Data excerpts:

****************

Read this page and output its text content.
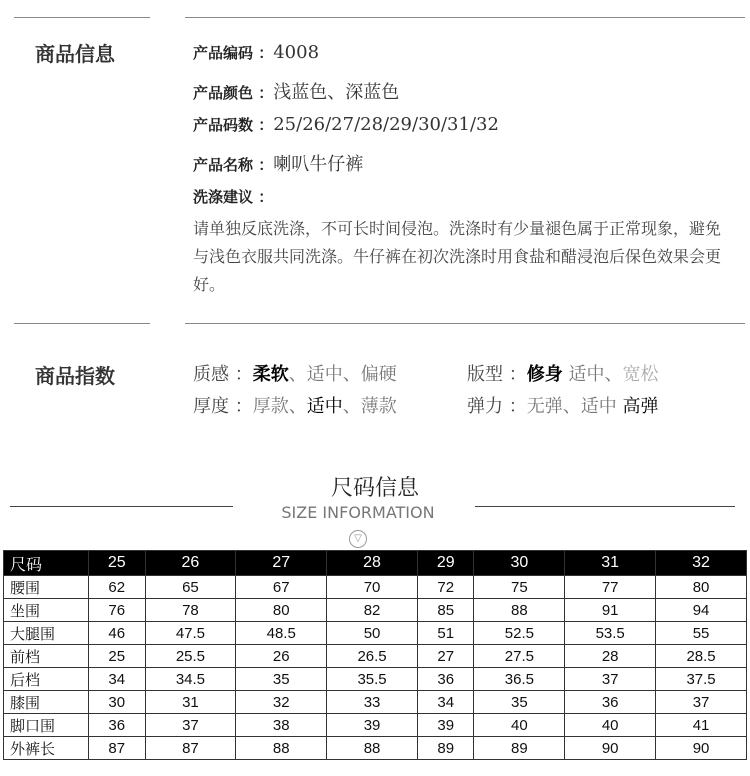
商品信息	产品编码 ：4008
产品颜色 ：浅蓝色、深蓝色
产品码数 ：25/26/27/28/29/30/31/32
产品名称 ：喇叭牛仔裤
洗涤建议 ：
请单独反底洗涤，不可长时间侵泡。洗涤时有少量褪色属于正常现象，避免与浅色衣服共同洗涤。牛仔裤在初次洗涤时用食盐和醋浸泡后保色效果会更好。
商品指数	质感 ：柔软、适中、偏硬	版型 ：修身 适中、宽松
厚度 ：厚款、适中、薄款	弹力 ：无弹、适中 高弹
尺码信息
SIZE INFORMATION
▽
尺码	25	26	27	28	29	30	31	32
腰围	62	65	67	70	72	75	77	80
坐围	76	78	80	82	85	88	91	94
大腿围	46	47.5	48.5	50	51	52.5	53.5	55
前档	25	25.5	26	26.5	27	27.5	28	28.5
后档	34	34.5	35	35.5	36	36.5	37	37.5
膝围	30	31	32	33	34	35	36	37
脚口围	36	37	38	39	39	40	40	41
外裤长	87	87	88	88	89	89	90	90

****************

Given problem: Copy the entries above faithfully and omit every image.

Task answer:
Read this page and output its text content.
商品信息	产品编码 ：4008
产品颜色 ：浅蓝色、深蓝色
产品码数 ：25/26/27/28/29/30/31/32
产品名称 ：喇叭牛仔裤
洗涤建议 ：
请单独反底洗涤，不可长时间侵泡。洗涤时有少量褪色属于正常现象，避免与浅色衣服共同洗涤。牛仔裤在初次洗涤时用食盐和醋浸泡后保色效果会更好。
商品指数	质感 ：柔软、适中、偏硬	版型 ：修身 适中、宽松
厚度 ：厚款、适中、薄款	弹力 ：无弹、适中 高弹
尺码信息
SIZE INFORMATION
▽
尺码	25	26	27	28	29	30	31	32
腰围	62	65	67	70	72	75	77	80
坐围	76	78	80	82	85	88	91	94
大腿围	46	47.5	48.5	50	51	52.5	53.5	55
前档	25	25.5	26	26.5	27	27.5	28	28.5
后档	34	34.5	35	35.5	36	36.5	37	37.5
膝围	30	31	32	33	34	35	36	37
脚口围	36	37	38	39	39	40	40	41
外裤长	87	87	88	88	89	89	90	90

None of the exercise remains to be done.